** START Given records **

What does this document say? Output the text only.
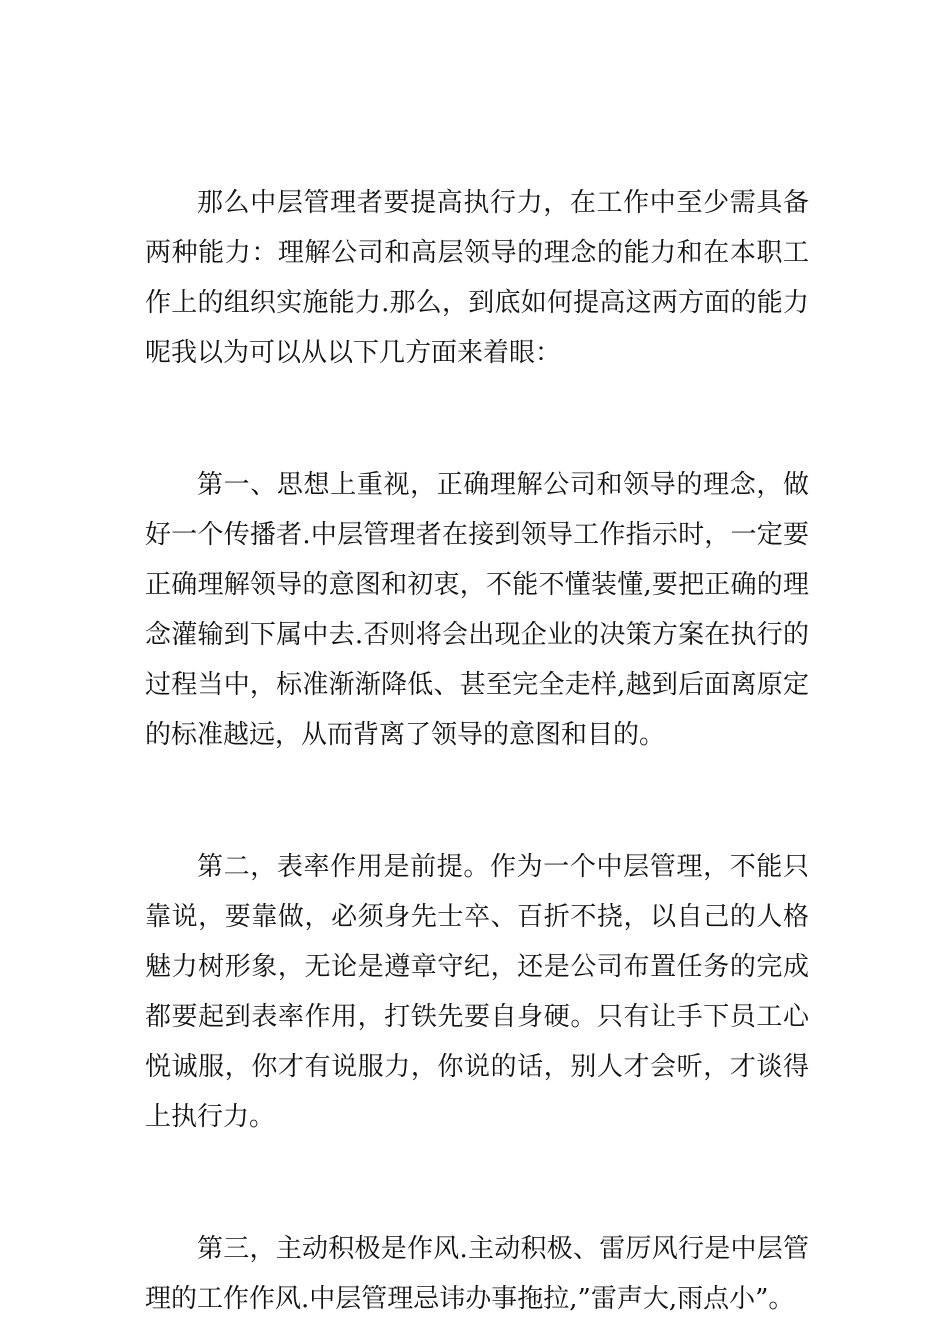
那么中层管理者要提高执行力，在工作中至少需具备两种能力：理解公司和高层领导的理念的能力和在本职工作上的组织实施能力.那么，到底如何提高这两方面的能力呢我以为可以从以下几方面来着眼：

第一、思想上重视，正确理解公司和领导的理念，做好一个传播者.中层管理者在接到领导工作指示时，一定要正确理解领导的意图和初衷，不能不懂装懂,要把正确的理念灌输到下属中去.否则将会出现企业的决策方案在执行的过程当中，标准渐渐降低、甚至完全走样,越到后面离原定的标准越远，从而背离了领导的意图和目的。

第二，表率作用是前提。作为一个中层管理，不能只靠说，要靠做，必须身先士卒、百折不挠，以自己的人格魅力树形象，无论是遵章守纪，还是公司布置任务的完成都要起到表率作用，打铁先要自身硬。只有让手下员工心悦诚服，你才有说服力，你说的话，别人才会听，才谈得上执行力。

第三，主动积极是作风.主动积极、雷厉风行是中层管理的工作作风.中层管理忌讳办事拖拉,”雷声大,雨点小”。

** END Given records **

**What needs to be done:** Write every record out again exactly; no pictures belong in the copy.

**Solution for this task:**
What does this document say? Output the text only.
那么中层管理者要提高执行力，在工作中至少需具备两种能力：理解公司和高层领导的理念的能力和在本职工作上的组织实施能力.那么，到底如何提高这两方面的能力呢我以为可以从以下几方面来着眼：

第一、思想上重视，正确理解公司和领导的理念，做好一个传播者.中层管理者在接到领导工作指示时，一定要正确理解领导的意图和初衷，不能不懂装懂,要把正确的理念灌输到下属中去.否则将会出现企业的决策方案在执行的过程当中，标准渐渐降低、甚至完全走样,越到后面离原定的标准越远，从而背离了领导的意图和目的。

第二，表率作用是前提。作为一个中层管理，不能只靠说，要靠做，必须身先士卒、百折不挠，以自己的人格魅力树形象，无论是遵章守纪，还是公司布置任务的完成都要起到表率作用，打铁先要自身硬。只有让手下员工心悦诚服，你才有说服力，你说的话，别人才会听，才谈得上执行力。

第三，主动积极是作风.主动积极、雷厉风行是中层管理的工作作风.中层管理忌讳办事拖拉,”雷声大,雨点小”。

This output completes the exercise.